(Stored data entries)
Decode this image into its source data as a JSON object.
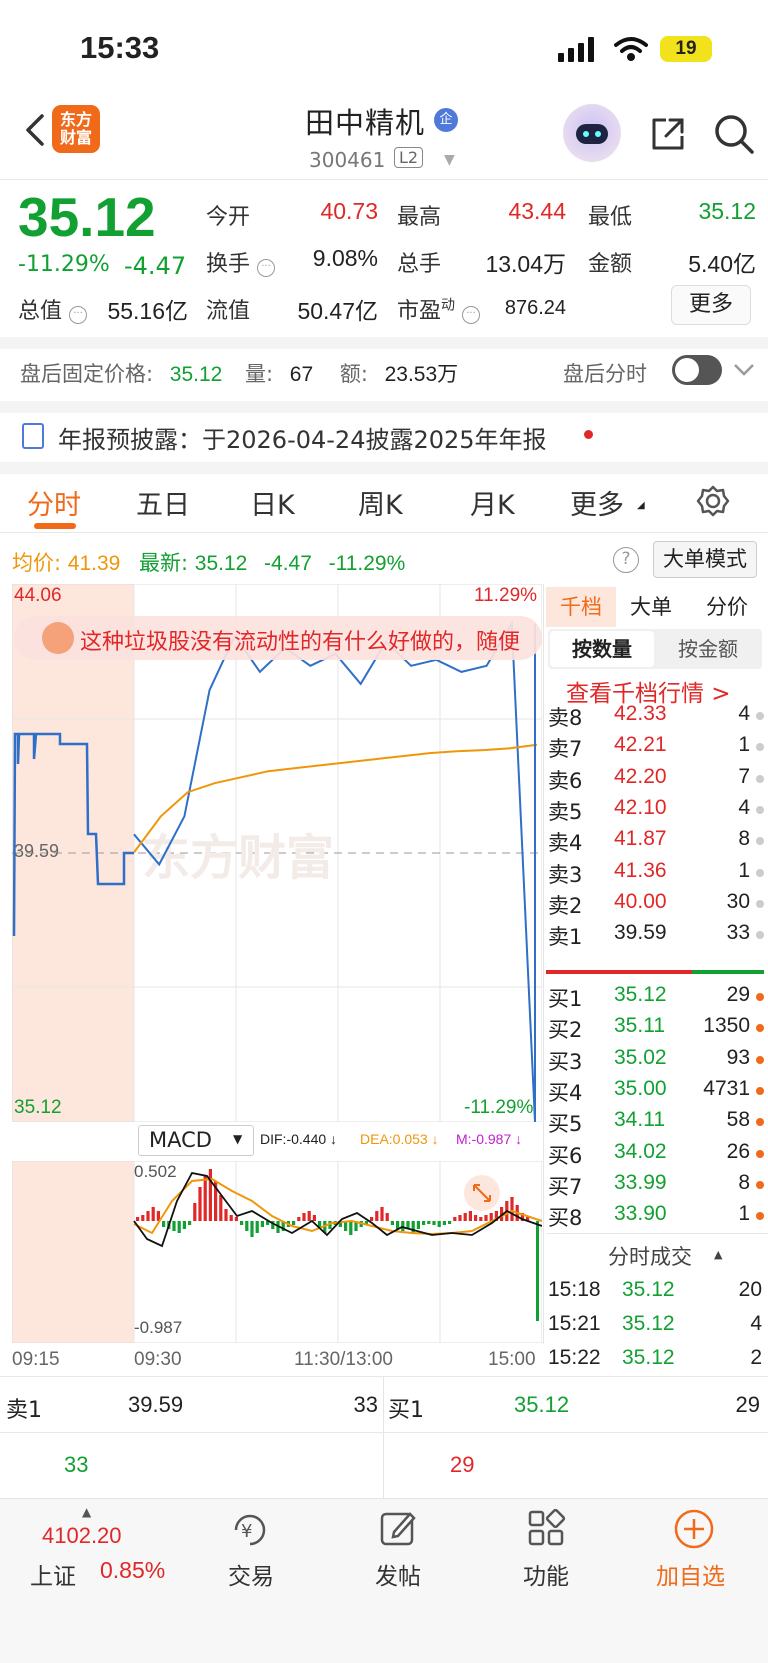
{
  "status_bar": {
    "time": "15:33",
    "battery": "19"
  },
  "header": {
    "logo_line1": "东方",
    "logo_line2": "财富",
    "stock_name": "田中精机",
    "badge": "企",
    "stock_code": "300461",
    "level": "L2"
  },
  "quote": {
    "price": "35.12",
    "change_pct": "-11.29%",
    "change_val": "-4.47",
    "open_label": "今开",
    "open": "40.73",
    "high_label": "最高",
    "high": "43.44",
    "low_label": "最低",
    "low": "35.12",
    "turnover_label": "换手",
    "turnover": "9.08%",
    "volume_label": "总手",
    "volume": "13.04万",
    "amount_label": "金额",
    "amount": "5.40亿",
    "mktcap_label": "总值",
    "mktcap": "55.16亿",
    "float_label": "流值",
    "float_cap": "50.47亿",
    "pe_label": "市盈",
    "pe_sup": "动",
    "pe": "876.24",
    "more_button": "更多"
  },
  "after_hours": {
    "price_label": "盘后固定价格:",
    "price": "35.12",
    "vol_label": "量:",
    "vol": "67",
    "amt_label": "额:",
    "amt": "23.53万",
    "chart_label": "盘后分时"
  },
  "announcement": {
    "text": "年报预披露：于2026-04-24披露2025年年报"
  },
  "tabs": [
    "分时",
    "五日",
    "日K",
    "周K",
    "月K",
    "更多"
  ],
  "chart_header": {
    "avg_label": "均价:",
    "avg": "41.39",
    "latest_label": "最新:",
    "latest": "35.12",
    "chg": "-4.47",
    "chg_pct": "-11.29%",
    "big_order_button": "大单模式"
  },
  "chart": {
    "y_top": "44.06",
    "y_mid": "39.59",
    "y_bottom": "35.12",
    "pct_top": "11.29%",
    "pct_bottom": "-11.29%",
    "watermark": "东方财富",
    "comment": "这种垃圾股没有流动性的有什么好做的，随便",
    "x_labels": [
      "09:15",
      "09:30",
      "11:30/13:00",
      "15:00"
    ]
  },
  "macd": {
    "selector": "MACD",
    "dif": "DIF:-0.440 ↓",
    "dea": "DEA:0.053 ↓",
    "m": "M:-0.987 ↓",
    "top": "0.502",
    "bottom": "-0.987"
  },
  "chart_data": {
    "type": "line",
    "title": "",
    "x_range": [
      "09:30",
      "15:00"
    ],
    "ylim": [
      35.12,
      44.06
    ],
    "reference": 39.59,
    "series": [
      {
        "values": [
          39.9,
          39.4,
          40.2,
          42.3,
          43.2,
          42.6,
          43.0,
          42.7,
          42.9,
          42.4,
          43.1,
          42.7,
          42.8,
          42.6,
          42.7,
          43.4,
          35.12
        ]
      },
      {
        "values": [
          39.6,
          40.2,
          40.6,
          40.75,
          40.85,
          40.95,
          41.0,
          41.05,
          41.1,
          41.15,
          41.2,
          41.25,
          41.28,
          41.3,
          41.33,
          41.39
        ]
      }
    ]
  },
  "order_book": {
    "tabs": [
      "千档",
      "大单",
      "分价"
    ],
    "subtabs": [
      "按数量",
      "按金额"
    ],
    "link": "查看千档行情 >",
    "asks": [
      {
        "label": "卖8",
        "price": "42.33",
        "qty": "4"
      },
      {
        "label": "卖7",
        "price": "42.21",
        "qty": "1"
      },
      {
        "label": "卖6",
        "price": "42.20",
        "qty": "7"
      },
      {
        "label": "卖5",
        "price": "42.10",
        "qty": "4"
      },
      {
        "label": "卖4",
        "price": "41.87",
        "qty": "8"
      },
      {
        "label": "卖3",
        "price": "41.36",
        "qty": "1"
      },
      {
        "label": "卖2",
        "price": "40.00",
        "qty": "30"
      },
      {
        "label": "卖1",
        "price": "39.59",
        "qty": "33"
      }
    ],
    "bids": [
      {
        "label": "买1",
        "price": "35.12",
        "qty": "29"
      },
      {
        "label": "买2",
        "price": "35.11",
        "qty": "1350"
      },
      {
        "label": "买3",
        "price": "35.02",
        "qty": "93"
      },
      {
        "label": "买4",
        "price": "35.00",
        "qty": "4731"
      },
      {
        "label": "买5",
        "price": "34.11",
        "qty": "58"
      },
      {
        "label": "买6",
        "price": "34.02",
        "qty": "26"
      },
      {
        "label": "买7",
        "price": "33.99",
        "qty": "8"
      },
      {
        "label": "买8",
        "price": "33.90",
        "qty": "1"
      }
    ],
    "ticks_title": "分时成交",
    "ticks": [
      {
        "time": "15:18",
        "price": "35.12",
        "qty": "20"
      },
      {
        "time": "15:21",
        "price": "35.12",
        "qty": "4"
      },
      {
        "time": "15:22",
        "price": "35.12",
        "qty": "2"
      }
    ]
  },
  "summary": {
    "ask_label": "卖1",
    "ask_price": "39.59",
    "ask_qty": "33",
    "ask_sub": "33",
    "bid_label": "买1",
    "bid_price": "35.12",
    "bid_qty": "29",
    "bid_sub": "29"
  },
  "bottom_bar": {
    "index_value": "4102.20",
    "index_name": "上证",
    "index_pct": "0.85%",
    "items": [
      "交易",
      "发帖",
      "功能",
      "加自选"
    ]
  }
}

## Exercise description
Using the data above, write out every line exactly, leaving the images behind.

## Answer to this problem
Decode this image into its source data as a JSON object.
{
  "status_bar": {
    "time": "15:33",
    "battery": "19"
  },
  "header": {
    "logo_line1": "东方",
    "logo_line2": "财富",
    "stock_name": "田中精机",
    "badge": "企",
    "stock_code": "300461",
    "level": "L2"
  },
  "quote": {
    "price": "35.12",
    "change_pct": "-11.29%",
    "change_val": "-4.47",
    "open_label": "今开",
    "open": "40.73",
    "high_label": "最高",
    "high": "43.44",
    "low_label": "最低",
    "low": "35.12",
    "turnover_label": "换手",
    "turnover": "9.08%",
    "volume_label": "总手",
    "volume": "13.04万",
    "amount_label": "金额",
    "amount": "5.40亿",
    "mktcap_label": "总值",
    "mktcap": "55.16亿",
    "float_label": "流值",
    "float_cap": "50.47亿",
    "pe_label": "市盈",
    "pe_sup": "动",
    "pe": "876.24",
    "more_button": "更多"
  },
  "after_hours": {
    "price_label": "盘后固定价格:",
    "price": "35.12",
    "vol_label": "量:",
    "vol": "67",
    "amt_label": "额:",
    "amt": "23.53万",
    "chart_label": "盘后分时"
  },
  "announcement": {
    "text": "年报预披露：于2026-04-24披露2025年年报"
  },
  "tabs": [
    "分时",
    "五日",
    "日K",
    "周K",
    "月K",
    "更多"
  ],
  "chart_header": {
    "avg_label": "均价:",
    "avg": "41.39",
    "latest_label": "最新:",
    "latest": "35.12",
    "chg": "-4.47",
    "chg_pct": "-11.29%",
    "big_order_button": "大单模式"
  },
  "chart": {
    "y_top": "44.06",
    "y_mid": "39.59",
    "y_bottom": "35.12",
    "pct_top": "11.29%",
    "pct_bottom": "-11.29%",
    "watermark": "东方财富",
    "comment": "这种垃圾股没有流动性的有什么好做的，随便",
    "x_labels": [
      "09:15",
      "09:30",
      "11:30/13:00",
      "15:00"
    ]
  },
  "macd": {
    "selector": "MACD",
    "dif": "DIF:-0.440 ↓",
    "dea": "DEA:0.053 ↓",
    "m": "M:-0.987 ↓",
    "top": "0.502",
    "bottom": "-0.987"
  },
  "chart_data": {
    "type": "line",
    "title": "",
    "x_range": [
      "09:30",
      "15:00"
    ],
    "ylim": [
      35.12,
      44.06
    ],
    "reference": 39.59,
    "series": [
      {
        "values": [
          39.9,
          39.4,
          40.2,
          42.3,
          43.2,
          42.6,
          43.0,
          42.7,
          42.9,
          42.4,
          43.1,
          42.7,
          42.8,
          42.6,
          42.7,
          43.4,
          35.12
        ]
      },
      {
        "values": [
          39.6,
          40.2,
          40.6,
          40.75,
          40.85,
          40.95,
          41.0,
          41.05,
          41.1,
          41.15,
          41.2,
          41.25,
          41.28,
          41.3,
          41.33,
          41.39
        ]
      }
    ]
  },
  "order_book": {
    "tabs": [
      "千档",
      "大单",
      "分价"
    ],
    "subtabs": [
      "按数量",
      "按金额"
    ],
    "link": "查看千档行情 >",
    "asks": [
      {
        "label": "卖8",
        "price": "42.33",
        "qty": "4"
      },
      {
        "label": "卖7",
        "price": "42.21",
        "qty": "1"
      },
      {
        "label": "卖6",
        "price": "42.20",
        "qty": "7"
      },
      {
        "label": "卖5",
        "price": "42.10",
        "qty": "4"
      },
      {
        "label": "卖4",
        "price": "41.87",
        "qty": "8"
      },
      {
        "label": "卖3",
        "price": "41.36",
        "qty": "1"
      },
      {
        "label": "卖2",
        "price": "40.00",
        "qty": "30"
      },
      {
        "label": "卖1",
        "price": "39.59",
        "qty": "33"
      }
    ],
    "bids": [
      {
        "label": "买1",
        "price": "35.12",
        "qty": "29"
      },
      {
        "label": "买2",
        "price": "35.11",
        "qty": "1350"
      },
      {
        "label": "买3",
        "price": "35.02",
        "qty": "93"
      },
      {
        "label": "买4",
        "price": "35.00",
        "qty": "4731"
      },
      {
        "label": "买5",
        "price": "34.11",
        "qty": "58"
      },
      {
        "label": "买6",
        "price": "34.02",
        "qty": "26"
      },
      {
        "label": "买7",
        "price": "33.99",
        "qty": "8"
      },
      {
        "label": "买8",
        "price": "33.90",
        "qty": "1"
      }
    ],
    "ticks_title": "分时成交",
    "ticks": [
      {
        "time": "15:18",
        "price": "35.12",
        "qty": "20"
      },
      {
        "time": "15:21",
        "price": "35.12",
        "qty": "4"
      },
      {
        "time": "15:22",
        "price": "35.12",
        "qty": "2"
      }
    ]
  },
  "summary": {
    "ask_label": "卖1",
    "ask_price": "39.59",
    "ask_qty": "33",
    "ask_sub": "33",
    "bid_label": "买1",
    "bid_price": "35.12",
    "bid_qty": "29",
    "bid_sub": "29"
  },
  "bottom_bar": {
    "index_value": "4102.20",
    "index_name": "上证",
    "index_pct": "0.85%",
    "items": [
      "交易",
      "发帖",
      "功能",
      "加自选"
    ]
  }
}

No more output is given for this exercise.